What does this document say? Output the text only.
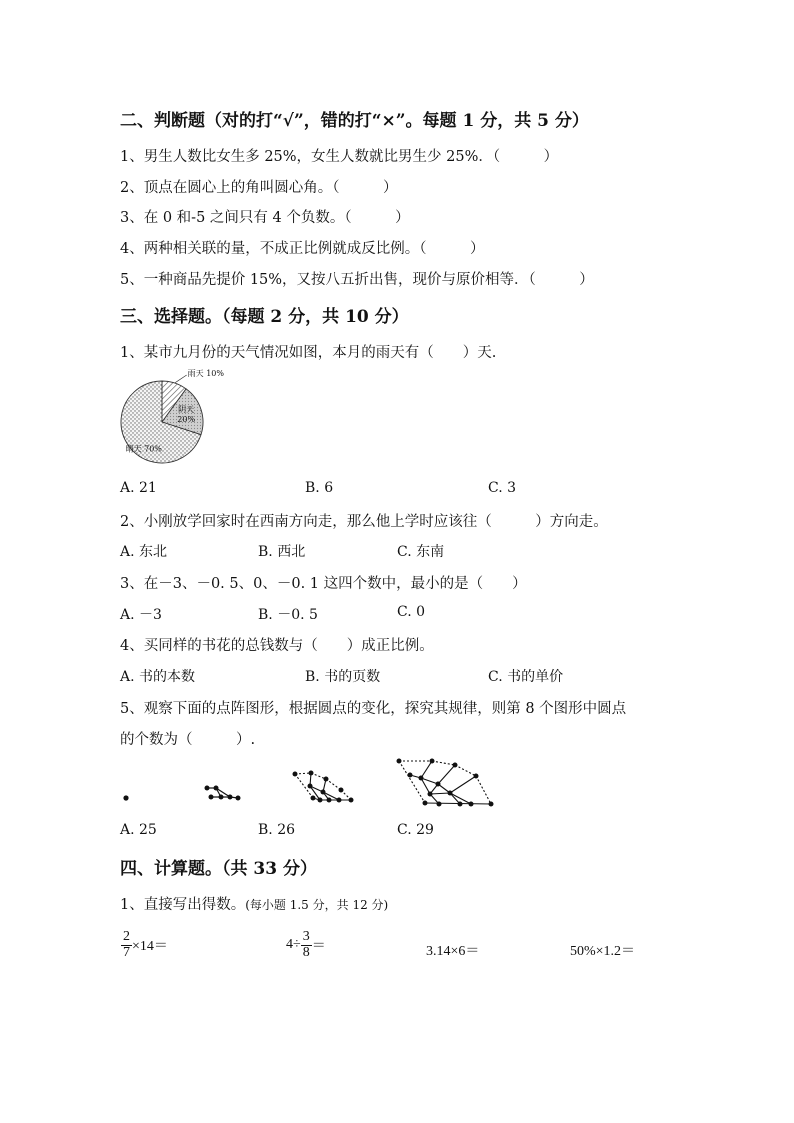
二、判断题（对的打“√”，错的打“×”。每题 1 分，共 5 分）
1、男生人数比女生多 25%，女生人数就比男生少 25%．（　　　）
2、顶点在圆心上的角叫圆心角。（　　　）
3、在 0 和-5 之间只有 4 个负数。（　　　）
4、两种相关联的量，不成正比例就成反比例。（　　　）
5、一种商品先提价 15%，又按八五折出售，现价与原价相等．（　　　）
三、选择题。（每题 2 分，共 10 分）
1、某市九月份的天气情况如图，本月的雨天有（　　）天.
雨天 10%
阴天
20%
晴天 70%
A. 21	B. 6	C. 3
2、小刚放学回家时在西南方向走，那么他上学时应该往（　　　）方向走。
A. 东北	B. 西北	C. 东南
3、在－3、－0. 5、0、－0. 1 这四个数中，最小的是（　　）
A. －3	B. －0. 5	C. 0
4、买同样的书花的总钱数与（　　）成正比例。
A. 书的本数	B. 书的页数	C. 书的单价
5、观察下面的点阵图形，根据圆点的变化，探究其规律，则第 8 个图形中圆点
的个数为（　　　）.
A. 25	B. 26	C. 29
四、计算题。（共 33 分）
1、直接写出得数。(每小题 1.5 分，共 12 分)
$\frac{2}{7} \times 14=$	$4\div \frac{3}{8}$ ＝	3.14×6＝	50%×1.2＝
○ ○ ○
▶ [Required work]:
Return to the listing above and set it down exactly, leaving out its pictures.

▶ [Answer to the task]:
What does this document say? Output the text only.
二、判断题（对的打“√”，错的打“×”。每题 1 分，共 5 分）
1、男生人数比女生多 25%，女生人数就比男生少 25%．（　　　）
2、顶点在圆心上的角叫圆心角。（　　　）
3、在 0 和-5 之间只有 4 个负数。（　　　）
4、两种相关联的量，不成正比例就成反比例。（　　　）
5、一种商品先提价 15%，又按八五折出售，现价与原价相等．（　　　）
三、选择题。（每题 2 分，共 10 分）
1、某市九月份的天气情况如图，本月的雨天有（　　）天.
雨天 10%
阴天
20%
晴天 70%
A. 21	B. 6	C. 3
2、小刚放学回家时在西南方向走，那么他上学时应该往（　　　）方向走。
A. 东北	B. 西北	C. 东南
3、在－3、－0. 5、0、－0. 1 这四个数中，最小的是（　　）
A. －3	B. －0. 5	C. 0
4、买同样的书花的总钱数与（　　）成正比例。
A. 书的本数	B. 书的页数	C. 书的单价
5、观察下面的点阵图形，根据圆点的变化，探究其规律，则第 8 个图形中圆点
的个数为（　　　）.
A. 25	B. 26	C. 29
四、计算题。（共 33 分）
1、直接写出得数。(每小题 1.5 分，共 12 分)
$\frac{2}{7} \times 14=$	$4\div \frac{3}{8}$ ＝	3.14×6＝	50%×1.2＝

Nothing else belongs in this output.